## What to work on
Copy all entries verbatim and keep any pictures out of the copy.

(Document page transcript entries)

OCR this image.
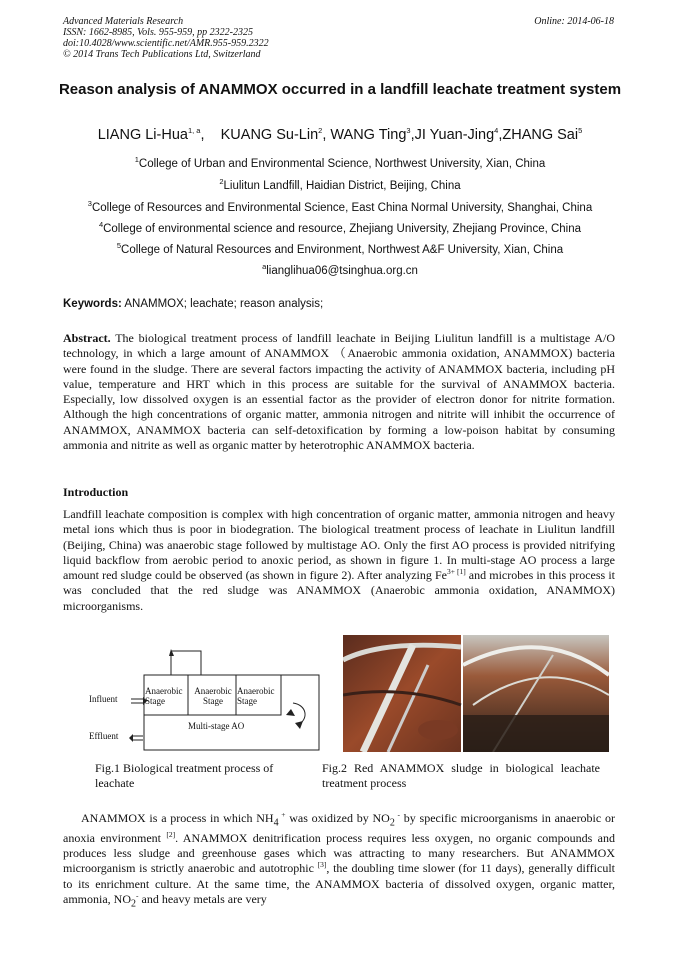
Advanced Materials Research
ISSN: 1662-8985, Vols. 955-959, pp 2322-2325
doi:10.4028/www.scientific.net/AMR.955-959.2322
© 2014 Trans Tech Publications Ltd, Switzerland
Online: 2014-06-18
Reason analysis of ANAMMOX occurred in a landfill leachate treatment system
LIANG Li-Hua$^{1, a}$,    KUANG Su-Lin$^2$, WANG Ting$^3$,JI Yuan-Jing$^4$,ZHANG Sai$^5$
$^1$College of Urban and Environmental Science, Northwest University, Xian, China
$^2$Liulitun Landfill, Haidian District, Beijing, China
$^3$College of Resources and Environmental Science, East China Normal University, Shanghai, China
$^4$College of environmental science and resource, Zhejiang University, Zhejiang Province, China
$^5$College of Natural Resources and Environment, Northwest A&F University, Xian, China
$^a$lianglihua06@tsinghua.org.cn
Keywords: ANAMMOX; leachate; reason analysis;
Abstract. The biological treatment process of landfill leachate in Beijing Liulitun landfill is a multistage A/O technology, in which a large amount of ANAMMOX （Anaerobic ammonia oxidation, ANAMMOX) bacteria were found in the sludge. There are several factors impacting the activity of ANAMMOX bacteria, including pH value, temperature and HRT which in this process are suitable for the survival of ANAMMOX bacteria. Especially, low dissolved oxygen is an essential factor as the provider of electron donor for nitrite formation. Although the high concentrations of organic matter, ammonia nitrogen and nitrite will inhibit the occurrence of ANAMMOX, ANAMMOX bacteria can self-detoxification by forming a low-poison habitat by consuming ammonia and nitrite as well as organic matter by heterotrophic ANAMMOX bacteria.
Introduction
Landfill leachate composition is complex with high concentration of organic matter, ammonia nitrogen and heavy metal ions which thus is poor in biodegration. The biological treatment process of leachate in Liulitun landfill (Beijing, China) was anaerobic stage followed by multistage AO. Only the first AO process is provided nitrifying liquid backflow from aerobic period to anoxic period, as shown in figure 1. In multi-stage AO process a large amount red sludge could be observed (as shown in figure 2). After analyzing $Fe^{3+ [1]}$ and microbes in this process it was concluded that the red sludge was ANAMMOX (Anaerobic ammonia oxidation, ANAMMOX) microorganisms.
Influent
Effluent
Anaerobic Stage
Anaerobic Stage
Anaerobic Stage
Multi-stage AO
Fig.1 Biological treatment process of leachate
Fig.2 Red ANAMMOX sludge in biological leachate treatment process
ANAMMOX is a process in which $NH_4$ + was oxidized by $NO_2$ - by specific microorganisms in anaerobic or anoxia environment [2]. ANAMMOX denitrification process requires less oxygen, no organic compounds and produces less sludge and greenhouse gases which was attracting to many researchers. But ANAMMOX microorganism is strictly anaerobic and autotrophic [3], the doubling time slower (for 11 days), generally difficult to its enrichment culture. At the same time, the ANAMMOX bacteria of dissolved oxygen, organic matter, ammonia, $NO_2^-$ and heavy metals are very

## Solved problem
OCR this image.
Advanced Materials Research
ISSN: 1662-8985, Vols. 955-959, pp 2322-2325
doi:10.4028/www.scientific.net/AMR.955-959.2322
© 2014 Trans Tech Publications Ltd, Switzerland
Online: 2014-06-18
Reason analysis of ANAMMOX occurred in a landfill leachate treatment system
LIANG Li-Hua$^{1, a}$,    KUANG Su-Lin$^2$, WANG Ting$^3$,JI Yuan-Jing$^4$,ZHANG Sai$^5$
$^1$College of Urban and Environmental Science, Northwest University, Xian, China
$^2$Liulitun Landfill, Haidian District, Beijing, China
$^3$College of Resources and Environmental Science, East China Normal University, Shanghai, China
$^4$College of environmental science and resource, Zhejiang University, Zhejiang Province, China
$^5$College of Natural Resources and Environment, Northwest A&F University, Xian, China
$^a$lianglihua06@tsinghua.org.cn
Keywords: ANAMMOX; leachate; reason analysis;
Abstract. The biological treatment process of landfill leachate in Beijing Liulitun landfill is a multistage A/O technology, in which a large amount of ANAMMOX （Anaerobic ammonia oxidation, ANAMMOX) bacteria were found in the sludge. There are several factors impacting the activity of ANAMMOX bacteria, including pH value, temperature and HRT which in this process are suitable for the survival of ANAMMOX bacteria. Especially, low dissolved oxygen is an essential factor as the provider of electron donor for nitrite formation. Although the high concentrations of organic matter, ammonia nitrogen and nitrite will inhibit the occurrence of ANAMMOX, ANAMMOX bacteria can self-detoxification by forming a low-poison habitat by consuming ammonia and nitrite as well as organic matter by heterotrophic ANAMMOX bacteria.
Introduction
Landfill leachate composition is complex with high concentration of organic matter, ammonia nitrogen and heavy metal ions which thus is poor in biodegration. The biological treatment process of leachate in Liulitun landfill (Beijing, China) was anaerobic stage followed by multistage AO. Only the first AO process is provided nitrifying liquid backflow from aerobic period to anoxic period, as shown in figure 1. In multi-stage AO process a large amount red sludge could be observed (as shown in figure 2). After analyzing $Fe^{3+ [1]}$ and microbes in this process it was concluded that the red sludge was ANAMMOX (Anaerobic ammonia oxidation, ANAMMOX) microorganisms.
Influent
Effluent
Anaerobic Stage
Anaerobic Stage
Anaerobic Stage
Multi-stage AO
Fig.1 Biological treatment process of leachate
Fig.2 Red ANAMMOX sludge in biological leachate treatment process
ANAMMOX is a process in which $NH_4$ + was oxidized by $NO_2$ - by specific microorganisms in anaerobic or anoxia environment [2]. ANAMMOX denitrification process requires less oxygen, no organic compounds and produces less sludge and greenhouse gases which was attracting to many researchers. But ANAMMOX microorganism is strictly anaerobic and autotrophic [3], the doubling time slower (for 11 days), generally difficult to its enrichment culture. At the same time, the ANAMMOX bacteria of dissolved oxygen, organic matter, ammonia, $NO_2^-$ and heavy metals are very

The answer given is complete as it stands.